» Extrait choisi
-- -- --
M. le Président : Vous avez été conseiller pour les affaires économiques et financières au cabinet de M. Lionel Jospin, du 3 juillet 2001 au 6 mai 2002. A ce titre, vous vous êtes occupé du dossier de la compagnie Air Lib.

Nous souhaiterions que vous nous exposiez dans quelles conditions vous avez pris connaissance de ce dossier, quelles ont été vos réactions à l’époque et les positions des différents ministres concernés, avant d’en arriver au bleu de Matignon et aux réunions décisionnelles.

M. Bruno BEZARD : Avant de m’efforcer de répondre aux questions que vous souhaiterez me poser, je voudrais d’une part vous apporter un certain nombre de précisions sur la nature de mes fonctions et le mode d’organisation du cabinet du Premier ministre à l’époque, d’autre part, vous indiquer les éléments de chronologie que j’ai pu reconstituer et la position des différents acteurs sur la période considérée.

J’ai été nommé conseiller économique et financier du Premier ministre au début de juillet 2001. Mes principales attributions portaient notamment sur les questions financières internationales, en particulier les négociations à l’Organisation mondiale du commerce (OMC), le Fonds monétaire international (FMI), l’aide au développement, sur l’industrie financière française, notamment les banques et les assurances, sur les négociations financières européennes, et sur le soutien aux petites et moyennes entreprises (PME).

Outre ces attributions relativement traditionnelles, il va de soi que mon principal dossier à l’époque aura été la préparation du passage à l’euro et la gestion de la période d’introduction de la nouvelle monnaie, à partir du 1er janvier 2002. Bien qu’ils aient, par construction, une composante financière ou budgétaire, les dossiers d’entreprises individuelles, qu’il s’agisse d’Air France, de la SNCF, de Renault, de France Telecom, n’étaient pas, à Matignon, suivis par le conseiller économique et financier et la cellule qu’il dirige, mais par le conseiller en charge du secteur considéré, typiquement, le responsable de la cellule équipement et transport pour les deux premiers exemples cités, les deux autres exemples correspondant à des entreprises qui sont, dans la nouvelle organisation, suivis par le responsable de la cellule industrielle.
-- -- --
» Consigne
Reproduisez à l'identique l'extrait de l'audition sur le dossier Air Lib, de « Nous souhaiterions que » à « aux réunions décisionnelles. ».

(Données de disposition spatiale)
-- -- --
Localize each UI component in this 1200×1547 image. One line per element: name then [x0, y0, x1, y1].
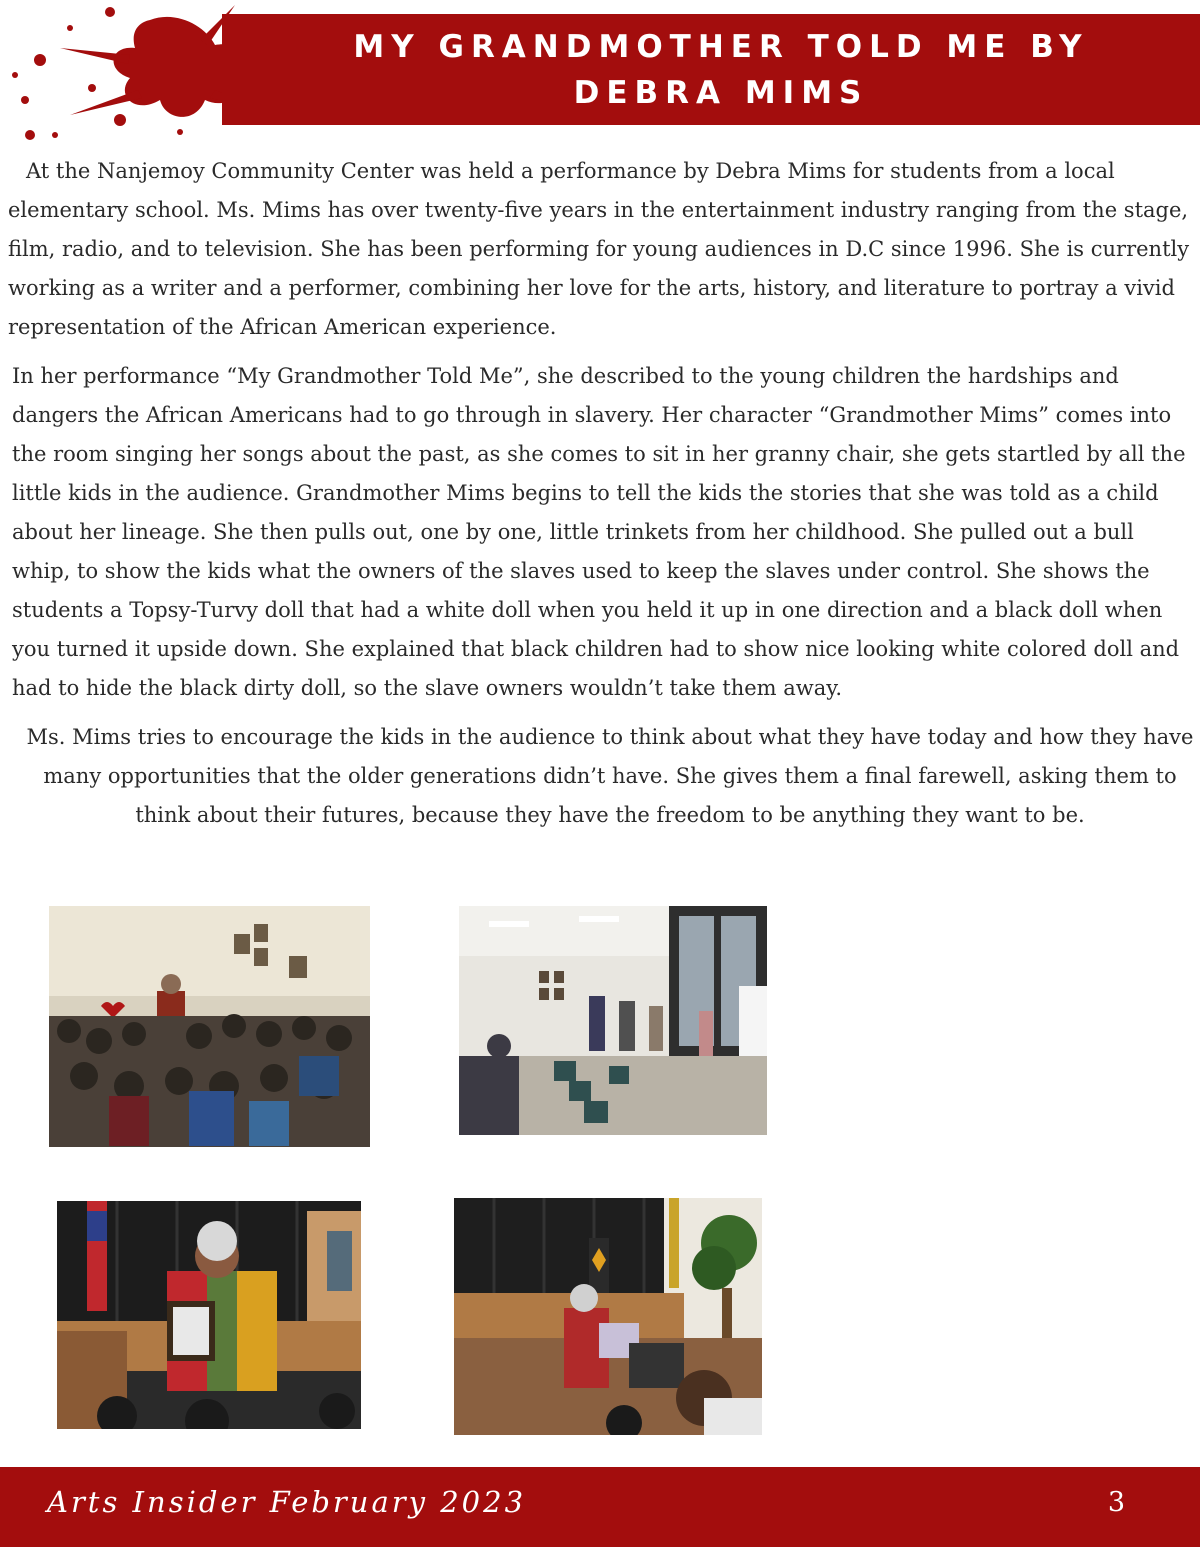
page-number: 3 — [1107, 1487, 1125, 1518]
article-paragraph-2: In her performance “My Grandmother Told Me”, she described to the young children the hardships and dangers the African Americans had to go through in slavery. Her character “Grandmother Mims” comes into the room singing her songs about the past, as she comes to sit in her granny chair, she gets startled by all the little kids in the audience. Grandmother Mims begins to tell the kids the stories that she was told as a child about her lineage. She then pulls out, one by one, little trinkets from her childhood. She pulled out a bull whip, to show the kids what the owners of the slaves used to keep the slaves under control. She shows the students a Topsy-Turvy doll that had a white doll when you held it up in one direction and a black doll when you turned it upside down. She explained that black children had to show nice looking white colored doll and had to hide the black dirty doll, so the slave owners wouldn’t take them away. — [12, 364, 1186, 700]
photo-performer-holding-picture — [57, 1201, 361, 1429]
photo-performer-seated — [454, 1198, 762, 1435]
article-paragraph-1: At the Nanjemoy Community Center was held a performance by Debra Mims for students from a local elementary school. Ms. Mims has over twenty-five years in the entertainment industry ranging from the stage, film, radio, and to television. She has been performing for young audiences in D.C since 1996. She is currently working as a writer and a performer, combining her love for the arts, history, and literature to portray a vivid representation of the African American experience. — [8, 159, 1190, 339]
title-banner — [222, 14, 1200, 125]
footer-bar — [0, 1467, 1200, 1547]
page-title: MY GRANDMOTHER TOLD ME BY DEBRA MIMS — [353, 28, 1089, 111]
footer-publication: Arts Insider February 2023 — [47, 1485, 527, 1519]
photo-audience — [49, 906, 370, 1147]
photo-room-chairs — [459, 906, 767, 1135]
article-paragraph-3: Ms. Mims tries to encourage the kids in the audience to think about what they have today and how they have many opportunities that the older generations didn’t have. She gives them a final farewell, asking them to think about their futures, because they have the freedom to be anything they want to be. — [26, 725, 1194, 827]
article-body — [8, 152, 1198, 835]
-- -- --
» Réponse
Nous souhaiterions que vous nous exposiez dans quelles conditions vous avez pris connaissance de ce dossier, quelles ont été vos réactions à l’époque et les positions des différents ministres concernés, avant d’en arriver au bleu de Matignon et aux réunions décisionnelles.